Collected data

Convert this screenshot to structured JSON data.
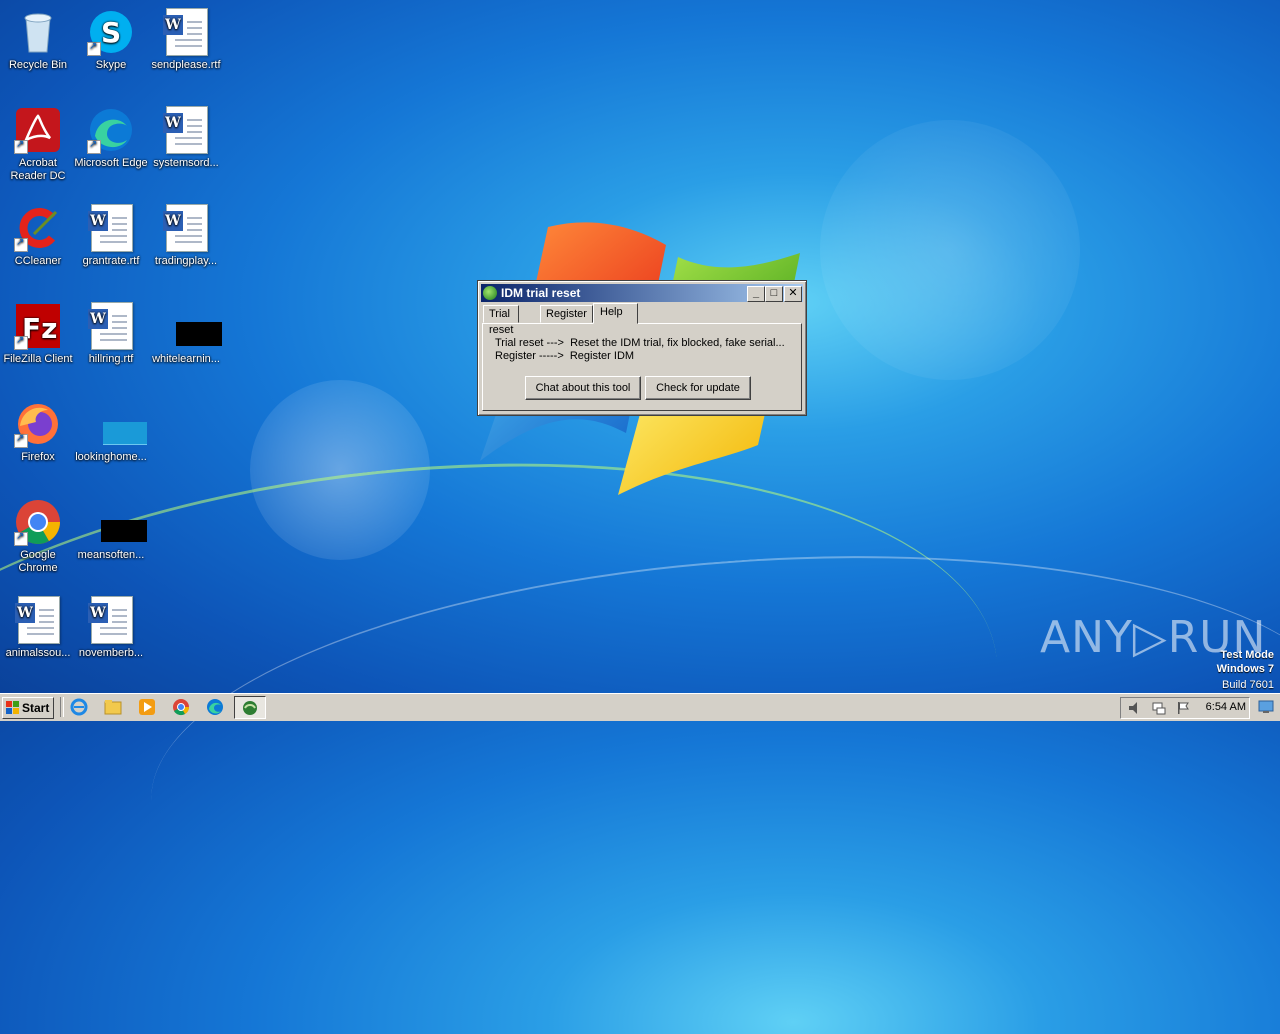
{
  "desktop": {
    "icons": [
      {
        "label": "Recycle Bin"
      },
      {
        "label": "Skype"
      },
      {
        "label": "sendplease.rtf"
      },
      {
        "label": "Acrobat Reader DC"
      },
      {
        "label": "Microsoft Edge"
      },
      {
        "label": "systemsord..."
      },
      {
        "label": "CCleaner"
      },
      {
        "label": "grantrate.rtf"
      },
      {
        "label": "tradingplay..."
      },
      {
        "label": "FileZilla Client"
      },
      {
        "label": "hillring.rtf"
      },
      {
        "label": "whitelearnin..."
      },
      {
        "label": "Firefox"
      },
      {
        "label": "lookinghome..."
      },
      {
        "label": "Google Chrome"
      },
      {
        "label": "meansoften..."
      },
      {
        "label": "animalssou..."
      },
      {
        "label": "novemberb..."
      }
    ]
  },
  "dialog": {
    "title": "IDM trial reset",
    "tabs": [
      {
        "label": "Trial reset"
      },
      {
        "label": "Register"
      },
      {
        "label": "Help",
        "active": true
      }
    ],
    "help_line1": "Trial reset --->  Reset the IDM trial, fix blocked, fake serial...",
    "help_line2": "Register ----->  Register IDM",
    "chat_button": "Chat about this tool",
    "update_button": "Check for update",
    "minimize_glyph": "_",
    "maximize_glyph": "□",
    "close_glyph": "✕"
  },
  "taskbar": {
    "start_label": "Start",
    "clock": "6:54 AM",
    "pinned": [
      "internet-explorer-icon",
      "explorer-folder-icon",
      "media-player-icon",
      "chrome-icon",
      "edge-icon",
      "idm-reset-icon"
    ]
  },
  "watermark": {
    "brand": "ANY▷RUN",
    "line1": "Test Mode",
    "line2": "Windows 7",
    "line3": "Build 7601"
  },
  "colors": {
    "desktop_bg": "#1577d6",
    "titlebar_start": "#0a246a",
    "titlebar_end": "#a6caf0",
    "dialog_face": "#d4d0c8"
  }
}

(The request): In the records above, find each line with the word "reset" and copy it.

(Exercise response):
    "title": "IDM trial reset",
        "label": "Trial reset"
    "help_line1": "Trial reset --->  Reset the IDM trial, fix blocked, fake serial...",
      "idm-reset-icon"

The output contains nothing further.